WRITTEN TASK: Which lines include the word "全面的家访"? Copy each of them.

DATASET EXTRACT:
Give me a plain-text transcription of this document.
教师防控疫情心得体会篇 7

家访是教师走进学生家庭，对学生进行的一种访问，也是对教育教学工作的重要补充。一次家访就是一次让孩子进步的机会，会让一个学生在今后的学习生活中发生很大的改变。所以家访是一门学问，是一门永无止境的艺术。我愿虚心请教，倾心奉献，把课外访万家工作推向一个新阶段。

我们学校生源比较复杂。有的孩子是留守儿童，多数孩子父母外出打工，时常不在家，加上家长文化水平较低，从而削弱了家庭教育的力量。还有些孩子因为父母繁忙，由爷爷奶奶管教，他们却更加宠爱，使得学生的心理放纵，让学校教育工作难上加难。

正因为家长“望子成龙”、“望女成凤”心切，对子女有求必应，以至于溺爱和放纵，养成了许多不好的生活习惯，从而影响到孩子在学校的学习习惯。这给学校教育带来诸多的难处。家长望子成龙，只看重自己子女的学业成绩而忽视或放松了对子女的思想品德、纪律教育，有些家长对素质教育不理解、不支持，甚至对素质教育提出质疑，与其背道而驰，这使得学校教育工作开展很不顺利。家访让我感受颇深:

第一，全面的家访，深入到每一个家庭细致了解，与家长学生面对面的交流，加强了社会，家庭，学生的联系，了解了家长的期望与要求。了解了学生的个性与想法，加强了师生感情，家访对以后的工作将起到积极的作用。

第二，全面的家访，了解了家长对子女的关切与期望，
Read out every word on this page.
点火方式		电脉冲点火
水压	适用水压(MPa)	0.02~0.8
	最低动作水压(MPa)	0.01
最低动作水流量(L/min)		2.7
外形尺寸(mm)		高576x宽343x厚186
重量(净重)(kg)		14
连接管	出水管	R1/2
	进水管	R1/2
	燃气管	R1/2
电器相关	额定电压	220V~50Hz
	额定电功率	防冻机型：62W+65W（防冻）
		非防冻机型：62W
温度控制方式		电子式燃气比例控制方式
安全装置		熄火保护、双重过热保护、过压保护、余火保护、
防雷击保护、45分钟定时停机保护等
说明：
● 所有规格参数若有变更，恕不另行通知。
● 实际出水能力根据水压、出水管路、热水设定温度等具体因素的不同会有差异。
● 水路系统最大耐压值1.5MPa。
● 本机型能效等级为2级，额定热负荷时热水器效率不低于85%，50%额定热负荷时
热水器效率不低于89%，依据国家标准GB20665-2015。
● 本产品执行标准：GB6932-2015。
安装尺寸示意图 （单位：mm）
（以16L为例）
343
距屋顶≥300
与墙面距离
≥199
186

FINAL RESULT:
第一，全面的家访，深入到每一个家庭细致了解，与家长学生面对面的交流，加强了社会，家庭，学生的联系，了解了家长的期望与要求。了解了学生的个性与想法，加强了师生感情，家访对以后的工作将起到积极的作用。
第二，全面的家访，了解了家长对子女的关切与期望，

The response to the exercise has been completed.